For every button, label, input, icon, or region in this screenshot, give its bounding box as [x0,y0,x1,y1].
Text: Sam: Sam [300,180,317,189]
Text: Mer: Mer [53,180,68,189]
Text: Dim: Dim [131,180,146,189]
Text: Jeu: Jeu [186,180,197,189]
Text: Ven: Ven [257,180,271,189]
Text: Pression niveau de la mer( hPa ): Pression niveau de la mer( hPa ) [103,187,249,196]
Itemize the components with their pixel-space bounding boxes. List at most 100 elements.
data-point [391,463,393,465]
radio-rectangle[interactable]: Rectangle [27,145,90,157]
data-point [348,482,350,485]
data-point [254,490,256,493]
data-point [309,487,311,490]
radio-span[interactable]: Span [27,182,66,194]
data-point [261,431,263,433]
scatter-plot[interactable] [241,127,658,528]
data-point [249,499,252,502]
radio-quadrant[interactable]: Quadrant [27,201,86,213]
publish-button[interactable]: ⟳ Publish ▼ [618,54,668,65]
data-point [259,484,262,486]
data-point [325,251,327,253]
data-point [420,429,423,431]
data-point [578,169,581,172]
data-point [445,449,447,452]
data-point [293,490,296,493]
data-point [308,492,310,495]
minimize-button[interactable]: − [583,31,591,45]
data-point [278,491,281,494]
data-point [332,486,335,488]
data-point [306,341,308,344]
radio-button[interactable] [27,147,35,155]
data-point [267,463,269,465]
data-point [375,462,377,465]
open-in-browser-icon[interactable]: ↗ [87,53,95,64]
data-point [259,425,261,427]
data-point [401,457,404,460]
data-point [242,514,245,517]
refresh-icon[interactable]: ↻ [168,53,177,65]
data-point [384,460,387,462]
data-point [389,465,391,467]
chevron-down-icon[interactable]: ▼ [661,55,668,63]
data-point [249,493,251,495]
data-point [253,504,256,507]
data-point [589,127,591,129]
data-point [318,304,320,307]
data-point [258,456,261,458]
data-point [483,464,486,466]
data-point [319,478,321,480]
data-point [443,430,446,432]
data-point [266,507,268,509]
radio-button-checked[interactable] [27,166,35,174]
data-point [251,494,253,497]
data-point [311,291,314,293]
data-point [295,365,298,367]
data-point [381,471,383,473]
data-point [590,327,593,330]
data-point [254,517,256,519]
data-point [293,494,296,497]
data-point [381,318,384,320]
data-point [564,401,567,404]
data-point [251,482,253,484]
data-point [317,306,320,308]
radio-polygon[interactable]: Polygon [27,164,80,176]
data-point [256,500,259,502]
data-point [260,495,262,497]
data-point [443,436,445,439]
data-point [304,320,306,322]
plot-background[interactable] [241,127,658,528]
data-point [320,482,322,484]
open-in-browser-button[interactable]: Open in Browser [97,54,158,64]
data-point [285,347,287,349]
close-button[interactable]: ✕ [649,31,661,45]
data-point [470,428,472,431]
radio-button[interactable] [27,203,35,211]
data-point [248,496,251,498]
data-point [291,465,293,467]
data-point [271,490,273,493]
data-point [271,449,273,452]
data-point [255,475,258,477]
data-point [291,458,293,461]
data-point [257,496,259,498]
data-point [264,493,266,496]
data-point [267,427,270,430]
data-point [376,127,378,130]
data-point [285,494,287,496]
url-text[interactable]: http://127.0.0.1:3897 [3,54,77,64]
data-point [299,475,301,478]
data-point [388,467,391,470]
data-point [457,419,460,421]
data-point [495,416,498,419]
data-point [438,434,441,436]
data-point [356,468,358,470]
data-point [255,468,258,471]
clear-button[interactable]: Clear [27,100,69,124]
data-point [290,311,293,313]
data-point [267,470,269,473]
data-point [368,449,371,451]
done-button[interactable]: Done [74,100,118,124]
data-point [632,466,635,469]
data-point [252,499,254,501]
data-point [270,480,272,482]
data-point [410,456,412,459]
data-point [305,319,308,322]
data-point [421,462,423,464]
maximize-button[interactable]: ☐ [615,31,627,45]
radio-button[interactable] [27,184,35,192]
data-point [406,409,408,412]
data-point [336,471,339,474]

◆ ◆ ◆ ◆ ◆ ◆ ◆

▶ **Set problem**:
Print the stretch of rows from the very first one through the line that contains "radio-rectangle[interactable]: Rectangle [27,145,90,157]", both included, copying every line character for character.

▶ **Task result**:
For every button, label, input, icon, or region in this screenshot, give its bounding box as [x0,y0,x1,y1].
Text: Sam: Sam [300,180,317,189]
Text: Mer: Mer [53,180,68,189]
Text: Dim: Dim [131,180,146,189]
Text: Jeu: Jeu [186,180,197,189]
Text: Ven: Ven [257,180,271,189]
Text: Pression niveau de la mer( hPa ): Pression niveau de la mer( hPa ) [103,187,249,196]
Itemize the components with their pixel-space bounding boxes. List at most 100 elements.
data-point [391,463,393,465]
radio-rectangle[interactable]: Rectangle [27,145,90,157]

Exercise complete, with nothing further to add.